[Collection entries]
++++++++

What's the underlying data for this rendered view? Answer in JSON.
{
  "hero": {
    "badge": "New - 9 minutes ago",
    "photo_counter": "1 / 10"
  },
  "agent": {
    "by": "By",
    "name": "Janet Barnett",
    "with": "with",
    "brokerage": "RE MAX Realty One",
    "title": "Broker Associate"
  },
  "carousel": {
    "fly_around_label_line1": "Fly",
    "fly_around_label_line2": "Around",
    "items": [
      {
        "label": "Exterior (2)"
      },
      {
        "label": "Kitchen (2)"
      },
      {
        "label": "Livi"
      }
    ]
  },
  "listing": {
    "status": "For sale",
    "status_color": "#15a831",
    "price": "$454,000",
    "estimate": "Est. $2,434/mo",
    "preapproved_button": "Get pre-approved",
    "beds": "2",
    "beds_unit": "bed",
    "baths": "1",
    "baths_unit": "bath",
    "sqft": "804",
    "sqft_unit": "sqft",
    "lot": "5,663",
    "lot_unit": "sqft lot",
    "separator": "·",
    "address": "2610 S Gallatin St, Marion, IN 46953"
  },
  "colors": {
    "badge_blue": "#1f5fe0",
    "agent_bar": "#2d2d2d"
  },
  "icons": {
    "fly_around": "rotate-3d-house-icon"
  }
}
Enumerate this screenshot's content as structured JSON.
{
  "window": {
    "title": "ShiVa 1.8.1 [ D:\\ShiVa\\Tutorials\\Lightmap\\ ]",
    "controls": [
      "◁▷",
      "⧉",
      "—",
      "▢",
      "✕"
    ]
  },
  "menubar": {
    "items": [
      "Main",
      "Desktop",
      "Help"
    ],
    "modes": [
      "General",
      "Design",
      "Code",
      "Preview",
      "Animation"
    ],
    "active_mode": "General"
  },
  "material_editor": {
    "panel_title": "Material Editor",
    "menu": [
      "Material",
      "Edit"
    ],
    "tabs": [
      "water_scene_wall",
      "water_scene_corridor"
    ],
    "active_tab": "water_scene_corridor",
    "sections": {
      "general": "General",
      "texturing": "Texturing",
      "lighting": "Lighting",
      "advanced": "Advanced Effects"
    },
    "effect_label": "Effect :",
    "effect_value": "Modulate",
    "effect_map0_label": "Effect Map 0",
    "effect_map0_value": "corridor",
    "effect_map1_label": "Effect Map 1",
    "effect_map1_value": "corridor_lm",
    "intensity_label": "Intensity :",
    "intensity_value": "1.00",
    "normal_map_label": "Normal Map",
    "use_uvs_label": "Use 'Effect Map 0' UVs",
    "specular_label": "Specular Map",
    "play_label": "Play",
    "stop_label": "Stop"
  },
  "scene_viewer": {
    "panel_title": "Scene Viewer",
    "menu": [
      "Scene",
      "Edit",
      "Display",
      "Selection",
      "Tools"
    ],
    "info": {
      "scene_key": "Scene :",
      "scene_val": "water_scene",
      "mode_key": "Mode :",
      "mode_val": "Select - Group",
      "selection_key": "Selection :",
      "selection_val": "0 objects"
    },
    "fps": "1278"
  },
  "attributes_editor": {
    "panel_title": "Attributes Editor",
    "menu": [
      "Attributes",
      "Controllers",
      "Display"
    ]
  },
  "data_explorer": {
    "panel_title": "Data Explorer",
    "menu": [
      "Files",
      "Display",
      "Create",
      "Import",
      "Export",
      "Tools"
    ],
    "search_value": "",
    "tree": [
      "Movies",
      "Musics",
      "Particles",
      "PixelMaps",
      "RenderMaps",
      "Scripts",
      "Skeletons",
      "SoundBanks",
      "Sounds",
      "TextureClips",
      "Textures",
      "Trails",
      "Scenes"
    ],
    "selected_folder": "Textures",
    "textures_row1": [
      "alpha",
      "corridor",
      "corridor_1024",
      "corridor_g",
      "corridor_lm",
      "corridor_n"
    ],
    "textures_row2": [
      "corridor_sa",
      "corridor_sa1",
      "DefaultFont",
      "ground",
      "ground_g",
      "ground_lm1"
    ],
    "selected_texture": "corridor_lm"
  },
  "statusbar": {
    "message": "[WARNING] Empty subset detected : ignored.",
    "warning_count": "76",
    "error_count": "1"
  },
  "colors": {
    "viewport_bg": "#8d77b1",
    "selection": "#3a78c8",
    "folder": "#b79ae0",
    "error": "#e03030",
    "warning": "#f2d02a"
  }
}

++++++++

» **Aim of the exercise**
Copy down the material exactly as written.

» **Response to the task**
What's the underlying data for this rendered view? Answer in JSON.
{
  "hero": {
    "badge": "New - 9 minutes ago",
    "photo_counter": "1 / 10"
  },
  "agent": {
    "by": "By",
    "name": "Janet Barnett",
    "with": "with",
    "brokerage": "RE MAX Realty One",
    "title": "Broker Associate"
  },
  "carousel": {
    "fly_around_label_line1": "Fly",
    "fly_around_label_line2": "Around",
    "items": [
      {
        "label": "Exterior (2)"
      },
      {
        "label": "Kitchen (2)"
      },
      {
        "label": "Livi"
      }
    ]
  },
  "listing": {
    "status": "For sale",
    "status_color": "#15a831",
    "price": "$454,000",
    "estimate": "Est. $2,434/mo",
    "preapproved_button": "Get pre-approved",
    "beds": "2",
    "beds_unit": "bed",
    "baths": "1",
    "baths_unit": "bath",
    "sqft": "804",
    "sqft_unit": "sqft",
    "lot": "5,663",
    "lot_unit": "sqft lot",
    "separator": "·",
    "address": "2610 S Gallatin St, Marion, IN 46953"
  },
  "colors": {
    "badge_blue": "#1f5fe0",
    "agent_bar": "#2d2d2d"
  },
  "icons": {
    "fly_around": "rotate-3d-house-icon"
  }
}
Enumerate this screenshot's content as structured JSON.
{
  "window": {
    "title": "ShiVa 1.8.1 [ D:\\ShiVa\\Tutorials\\Lightmap\\ ]",
    "controls": [
      "◁▷",
      "⧉",
      "—",
      "▢",
      "✕"
    ]
  },
  "menubar": {
    "items": [
      "Main",
      "Desktop",
      "Help"
    ],
    "modes": [
      "General",
      "Design",
      "Code",
      "Preview",
      "Animation"
    ],
    "active_mode": "General"
  },
  "material_editor": {
    "panel_title": "Material Editor",
    "menu": [
      "Material",
      "Edit"
    ],
    "tabs": [
      "water_scene_wall",
      "water_scene_corridor"
    ],
    "active_tab": "water_scene_corridor",
    "sections": {
      "general": "General",
      "texturing": "Texturing",
      "lighting": "Lighting",
      "advanced": "Advanced Effects"
    },
    "effect_label": "Effect :",
    "effect_value": "Modulate",
    "effect_map0_label": "Effect Map 0",
    "effect_map0_value": "corridor",
    "effect_map1_label": "Effect Map 1",
    "effect_map1_value": "corridor_lm",
    "intensity_label": "Intensity :",
    "intensity_value": "1.00",
    "normal_map_label": "Normal Map",
    "use_uvs_label": "Use 'Effect Map 0' UVs",
    "specular_label": "Specular Map",
    "play_label": "Play",
    "stop_label": "Stop"
  },
  "scene_viewer": {
    "panel_title": "Scene Viewer",
    "menu": [
      "Scene",
      "Edit",
      "Display",
      "Selection",
      "Tools"
    ],
    "info": {
      "scene_key": "Scene :",
      "scene_val": "water_scene",
      "mode_key": "Mode :",
      "mode_val": "Select - Group",
      "selection_key": "Selection :",
      "selection_val": "0 objects"
    },
    "fps": "1278"
  },
  "attributes_editor": {
    "panel_title": "Attributes Editor",
    "menu": [
      "Attributes",
      "Controllers",
      "Display"
    ]
  },
  "data_explorer": {
    "panel_title": "Data Explorer",
    "menu": [
      "Files",
      "Display",
      "Create",
      "Import",
      "Export",
      "Tools"
    ],
    "search_value": "",
    "tree": [
      "Movies",
      "Musics",
      "Particles",
      "PixelMaps",
      "RenderMaps",
      "Scripts",
      "Skeletons",
      "SoundBanks",
      "Sounds",
      "TextureClips",
      "Textures",
      "Trails",
      "Scenes"
    ],
    "selected_folder": "Textures",
    "textures_row1": [
      "alpha",
      "corridor",
      "corridor_1024",
      "corridor_g",
      "corridor_lm",
      "corridor_n"
    ],
    "textures_row2": [
      "corridor_sa",
      "corridor_sa1",
      "DefaultFont",
      "ground",
      "ground_g",
      "ground_lm1"
    ],
    "selected_texture": "corridor_lm"
  },
  "statusbar": {
    "message": "[WARNING] Empty subset detected : ignored.",
    "warning_count": "76",
    "error_count": "1"
  },
  "colors": {
    "viewport_bg": "#8d77b1",
    "selection": "#3a78c8",
    "folder": "#b79ae0",
    "error": "#e03030",
    "warning": "#f2d02a"
  }
}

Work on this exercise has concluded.